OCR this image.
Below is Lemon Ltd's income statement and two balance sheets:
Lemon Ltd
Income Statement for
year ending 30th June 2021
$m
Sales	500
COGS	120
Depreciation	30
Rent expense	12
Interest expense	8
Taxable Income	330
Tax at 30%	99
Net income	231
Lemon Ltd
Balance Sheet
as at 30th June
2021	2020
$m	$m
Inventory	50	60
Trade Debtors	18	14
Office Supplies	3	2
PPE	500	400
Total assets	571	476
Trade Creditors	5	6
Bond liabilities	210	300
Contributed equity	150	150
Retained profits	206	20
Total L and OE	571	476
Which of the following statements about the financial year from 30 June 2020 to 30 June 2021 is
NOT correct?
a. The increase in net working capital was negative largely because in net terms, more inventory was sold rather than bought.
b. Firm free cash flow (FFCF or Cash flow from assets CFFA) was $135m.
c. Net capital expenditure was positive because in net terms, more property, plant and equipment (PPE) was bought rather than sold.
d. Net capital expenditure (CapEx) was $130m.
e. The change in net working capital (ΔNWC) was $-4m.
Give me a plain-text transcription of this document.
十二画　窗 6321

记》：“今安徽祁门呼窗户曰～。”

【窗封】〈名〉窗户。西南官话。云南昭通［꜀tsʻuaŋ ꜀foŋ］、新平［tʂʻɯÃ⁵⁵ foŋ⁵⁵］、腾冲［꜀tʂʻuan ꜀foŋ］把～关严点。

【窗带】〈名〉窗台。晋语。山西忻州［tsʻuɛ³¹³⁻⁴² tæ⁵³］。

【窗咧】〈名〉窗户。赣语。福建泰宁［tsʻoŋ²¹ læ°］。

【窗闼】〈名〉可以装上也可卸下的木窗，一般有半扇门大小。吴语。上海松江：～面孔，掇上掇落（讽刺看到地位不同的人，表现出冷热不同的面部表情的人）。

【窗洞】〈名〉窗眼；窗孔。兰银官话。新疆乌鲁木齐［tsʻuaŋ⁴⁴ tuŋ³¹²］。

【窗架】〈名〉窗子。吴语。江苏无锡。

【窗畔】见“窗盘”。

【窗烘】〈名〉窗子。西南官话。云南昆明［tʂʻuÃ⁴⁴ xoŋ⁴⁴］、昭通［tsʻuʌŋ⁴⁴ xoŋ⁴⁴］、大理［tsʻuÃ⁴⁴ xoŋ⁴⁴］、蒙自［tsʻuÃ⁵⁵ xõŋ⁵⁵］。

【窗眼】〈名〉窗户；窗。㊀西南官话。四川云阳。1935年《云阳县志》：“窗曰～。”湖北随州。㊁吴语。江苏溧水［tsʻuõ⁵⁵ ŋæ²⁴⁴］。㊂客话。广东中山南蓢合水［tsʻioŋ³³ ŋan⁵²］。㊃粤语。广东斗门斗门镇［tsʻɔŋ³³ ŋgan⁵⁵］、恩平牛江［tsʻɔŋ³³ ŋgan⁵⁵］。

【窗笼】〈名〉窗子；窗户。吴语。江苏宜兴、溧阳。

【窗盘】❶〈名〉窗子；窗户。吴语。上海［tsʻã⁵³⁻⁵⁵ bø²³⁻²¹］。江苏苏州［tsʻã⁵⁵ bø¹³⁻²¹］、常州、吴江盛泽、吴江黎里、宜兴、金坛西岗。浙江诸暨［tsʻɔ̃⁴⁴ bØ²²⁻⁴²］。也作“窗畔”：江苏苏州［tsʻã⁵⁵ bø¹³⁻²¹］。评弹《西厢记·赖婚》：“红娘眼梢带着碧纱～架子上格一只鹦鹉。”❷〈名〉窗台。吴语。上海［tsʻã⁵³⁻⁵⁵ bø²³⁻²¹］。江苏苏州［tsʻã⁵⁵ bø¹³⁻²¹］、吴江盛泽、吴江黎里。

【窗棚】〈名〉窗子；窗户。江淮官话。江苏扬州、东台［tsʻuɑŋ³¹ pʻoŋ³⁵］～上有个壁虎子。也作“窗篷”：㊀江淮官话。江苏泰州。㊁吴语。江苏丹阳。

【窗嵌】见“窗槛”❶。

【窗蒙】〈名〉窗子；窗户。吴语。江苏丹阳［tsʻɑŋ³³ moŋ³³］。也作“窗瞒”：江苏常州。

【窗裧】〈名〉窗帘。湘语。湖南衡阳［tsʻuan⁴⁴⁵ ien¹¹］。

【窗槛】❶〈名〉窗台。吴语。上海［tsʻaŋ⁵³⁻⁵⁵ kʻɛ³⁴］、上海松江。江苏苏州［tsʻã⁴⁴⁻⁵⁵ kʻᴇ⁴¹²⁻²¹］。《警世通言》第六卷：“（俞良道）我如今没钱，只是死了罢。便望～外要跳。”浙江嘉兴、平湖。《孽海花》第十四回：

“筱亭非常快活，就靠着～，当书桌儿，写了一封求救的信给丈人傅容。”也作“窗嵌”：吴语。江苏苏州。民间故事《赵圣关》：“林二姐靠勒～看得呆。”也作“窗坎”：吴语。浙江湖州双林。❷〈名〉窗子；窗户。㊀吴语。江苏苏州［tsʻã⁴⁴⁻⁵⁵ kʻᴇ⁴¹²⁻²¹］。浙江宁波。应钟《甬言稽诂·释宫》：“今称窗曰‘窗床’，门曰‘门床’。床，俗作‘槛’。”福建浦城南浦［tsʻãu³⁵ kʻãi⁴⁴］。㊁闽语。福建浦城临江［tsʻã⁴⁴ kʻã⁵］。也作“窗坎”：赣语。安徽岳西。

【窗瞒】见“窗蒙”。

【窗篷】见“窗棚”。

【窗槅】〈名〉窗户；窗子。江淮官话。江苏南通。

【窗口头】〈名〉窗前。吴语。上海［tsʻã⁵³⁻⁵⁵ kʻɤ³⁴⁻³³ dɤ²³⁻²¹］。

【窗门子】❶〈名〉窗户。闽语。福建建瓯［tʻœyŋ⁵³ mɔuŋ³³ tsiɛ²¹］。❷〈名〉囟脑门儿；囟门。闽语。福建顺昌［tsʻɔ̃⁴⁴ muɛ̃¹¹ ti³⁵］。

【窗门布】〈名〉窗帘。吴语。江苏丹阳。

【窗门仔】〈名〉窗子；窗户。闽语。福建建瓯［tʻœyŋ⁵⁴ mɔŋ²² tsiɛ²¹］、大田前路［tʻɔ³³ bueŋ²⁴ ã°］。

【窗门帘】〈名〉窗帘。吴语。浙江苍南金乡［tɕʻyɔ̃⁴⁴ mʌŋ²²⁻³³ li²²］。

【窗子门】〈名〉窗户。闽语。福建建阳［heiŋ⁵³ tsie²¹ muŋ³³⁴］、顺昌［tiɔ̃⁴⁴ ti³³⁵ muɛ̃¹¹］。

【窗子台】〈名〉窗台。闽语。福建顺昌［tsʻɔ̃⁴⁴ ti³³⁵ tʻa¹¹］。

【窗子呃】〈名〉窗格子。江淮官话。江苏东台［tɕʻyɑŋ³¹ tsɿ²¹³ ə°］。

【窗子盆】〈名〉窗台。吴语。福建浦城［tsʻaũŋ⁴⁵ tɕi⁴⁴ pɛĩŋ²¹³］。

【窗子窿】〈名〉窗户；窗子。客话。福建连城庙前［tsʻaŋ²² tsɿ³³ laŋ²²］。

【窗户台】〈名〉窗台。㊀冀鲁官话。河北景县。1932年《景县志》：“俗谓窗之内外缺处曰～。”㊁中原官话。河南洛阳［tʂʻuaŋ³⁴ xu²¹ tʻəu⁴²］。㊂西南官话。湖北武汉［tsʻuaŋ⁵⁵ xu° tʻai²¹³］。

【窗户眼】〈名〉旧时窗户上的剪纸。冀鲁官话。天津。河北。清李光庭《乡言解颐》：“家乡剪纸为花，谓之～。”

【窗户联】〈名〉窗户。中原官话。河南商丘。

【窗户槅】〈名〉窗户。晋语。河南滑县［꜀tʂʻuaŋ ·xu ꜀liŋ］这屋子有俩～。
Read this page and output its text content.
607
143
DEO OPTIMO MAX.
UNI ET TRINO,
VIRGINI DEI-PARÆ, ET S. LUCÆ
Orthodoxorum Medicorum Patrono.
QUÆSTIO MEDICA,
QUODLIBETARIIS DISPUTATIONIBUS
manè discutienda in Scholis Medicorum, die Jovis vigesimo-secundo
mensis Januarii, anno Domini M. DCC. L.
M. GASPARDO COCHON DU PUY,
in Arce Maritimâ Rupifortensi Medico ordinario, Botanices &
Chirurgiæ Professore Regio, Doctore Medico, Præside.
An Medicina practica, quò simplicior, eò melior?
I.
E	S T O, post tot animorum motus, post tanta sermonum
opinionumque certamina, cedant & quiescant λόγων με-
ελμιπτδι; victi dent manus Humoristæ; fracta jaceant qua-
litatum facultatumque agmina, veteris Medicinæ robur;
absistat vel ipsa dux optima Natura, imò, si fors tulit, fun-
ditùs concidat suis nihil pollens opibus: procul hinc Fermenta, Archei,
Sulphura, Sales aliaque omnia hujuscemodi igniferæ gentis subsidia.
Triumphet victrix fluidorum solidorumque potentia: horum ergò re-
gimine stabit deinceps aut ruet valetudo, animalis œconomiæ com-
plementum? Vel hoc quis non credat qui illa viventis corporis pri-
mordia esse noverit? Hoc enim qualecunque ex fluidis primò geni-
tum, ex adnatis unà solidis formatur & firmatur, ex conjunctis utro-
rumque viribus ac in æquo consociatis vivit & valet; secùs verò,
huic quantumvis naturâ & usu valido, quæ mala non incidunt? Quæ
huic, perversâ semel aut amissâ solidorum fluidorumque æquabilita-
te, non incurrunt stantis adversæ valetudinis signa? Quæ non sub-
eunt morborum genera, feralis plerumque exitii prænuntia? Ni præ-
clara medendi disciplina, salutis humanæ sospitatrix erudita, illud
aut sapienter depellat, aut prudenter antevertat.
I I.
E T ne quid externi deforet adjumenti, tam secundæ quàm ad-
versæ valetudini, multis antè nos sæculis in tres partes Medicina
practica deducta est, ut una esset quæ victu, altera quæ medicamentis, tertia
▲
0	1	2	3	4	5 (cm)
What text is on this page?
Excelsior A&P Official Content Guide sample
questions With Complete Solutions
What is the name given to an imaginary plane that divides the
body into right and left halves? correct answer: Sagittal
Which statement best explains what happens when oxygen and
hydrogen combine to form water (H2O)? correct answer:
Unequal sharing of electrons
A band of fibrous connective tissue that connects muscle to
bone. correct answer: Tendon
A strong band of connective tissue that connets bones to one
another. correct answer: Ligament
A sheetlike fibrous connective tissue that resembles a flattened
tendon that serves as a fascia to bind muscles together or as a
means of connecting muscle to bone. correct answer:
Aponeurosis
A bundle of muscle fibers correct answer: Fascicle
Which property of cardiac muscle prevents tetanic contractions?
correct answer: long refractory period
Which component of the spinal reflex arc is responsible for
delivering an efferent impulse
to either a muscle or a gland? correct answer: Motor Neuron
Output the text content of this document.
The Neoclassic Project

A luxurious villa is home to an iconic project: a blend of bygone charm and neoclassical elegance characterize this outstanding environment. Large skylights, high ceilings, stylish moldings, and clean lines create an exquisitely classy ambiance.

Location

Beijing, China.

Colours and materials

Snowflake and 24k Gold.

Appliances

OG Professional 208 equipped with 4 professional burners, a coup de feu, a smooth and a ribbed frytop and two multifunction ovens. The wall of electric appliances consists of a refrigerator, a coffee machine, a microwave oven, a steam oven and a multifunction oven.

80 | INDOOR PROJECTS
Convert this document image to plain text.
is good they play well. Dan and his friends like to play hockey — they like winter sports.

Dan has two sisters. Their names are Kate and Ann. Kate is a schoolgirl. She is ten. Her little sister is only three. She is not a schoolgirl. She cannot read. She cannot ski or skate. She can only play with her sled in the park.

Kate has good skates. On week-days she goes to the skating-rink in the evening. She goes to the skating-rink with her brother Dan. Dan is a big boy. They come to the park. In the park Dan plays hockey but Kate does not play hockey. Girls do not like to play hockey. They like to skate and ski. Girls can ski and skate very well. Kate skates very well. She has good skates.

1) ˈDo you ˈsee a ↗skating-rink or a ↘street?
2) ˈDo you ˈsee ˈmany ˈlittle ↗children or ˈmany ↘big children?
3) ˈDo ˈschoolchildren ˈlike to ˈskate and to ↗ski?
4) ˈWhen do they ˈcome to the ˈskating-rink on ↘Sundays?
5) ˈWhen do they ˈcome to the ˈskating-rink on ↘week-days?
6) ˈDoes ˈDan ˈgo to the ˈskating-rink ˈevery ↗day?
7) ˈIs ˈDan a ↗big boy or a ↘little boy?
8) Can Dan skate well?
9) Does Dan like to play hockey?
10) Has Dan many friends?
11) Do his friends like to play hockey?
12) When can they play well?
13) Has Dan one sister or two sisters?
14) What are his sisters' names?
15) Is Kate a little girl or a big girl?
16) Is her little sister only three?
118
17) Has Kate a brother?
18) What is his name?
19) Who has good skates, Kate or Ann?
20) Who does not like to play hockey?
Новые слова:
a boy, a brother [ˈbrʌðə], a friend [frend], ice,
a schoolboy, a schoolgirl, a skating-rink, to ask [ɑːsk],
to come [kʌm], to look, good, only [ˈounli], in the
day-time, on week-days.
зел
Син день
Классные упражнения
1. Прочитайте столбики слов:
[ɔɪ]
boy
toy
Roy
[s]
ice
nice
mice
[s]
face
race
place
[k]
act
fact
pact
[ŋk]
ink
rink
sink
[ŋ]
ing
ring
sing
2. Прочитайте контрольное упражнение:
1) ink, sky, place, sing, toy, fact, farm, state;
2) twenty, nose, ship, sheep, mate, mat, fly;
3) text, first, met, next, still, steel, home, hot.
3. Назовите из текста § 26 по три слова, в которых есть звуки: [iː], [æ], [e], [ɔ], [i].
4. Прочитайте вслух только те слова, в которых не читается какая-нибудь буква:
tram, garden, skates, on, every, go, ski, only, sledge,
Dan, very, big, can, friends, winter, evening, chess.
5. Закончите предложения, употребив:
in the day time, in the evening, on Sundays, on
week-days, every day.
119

Task objective ▸
Gather each line in these records that contains the string "江淮官话".

Written solution ▸
【窗棚】〈名〉窗子；窗户。江淮官话。江苏扬州、东台［tsʻuɑŋ³¹ pʻoŋ³⁵］～上有个壁虎子。也作“窗篷”：㊀江淮官话。江苏泰州。㊁吴语。江苏丹阳。
【窗槅】〈名〉窗户；窗子。江淮官话。江苏南通。
【窗子呃】〈名〉窗格子。江淮官话。江苏东台［tɕʻyɑŋ³¹ tsɿ²¹³ ə°］。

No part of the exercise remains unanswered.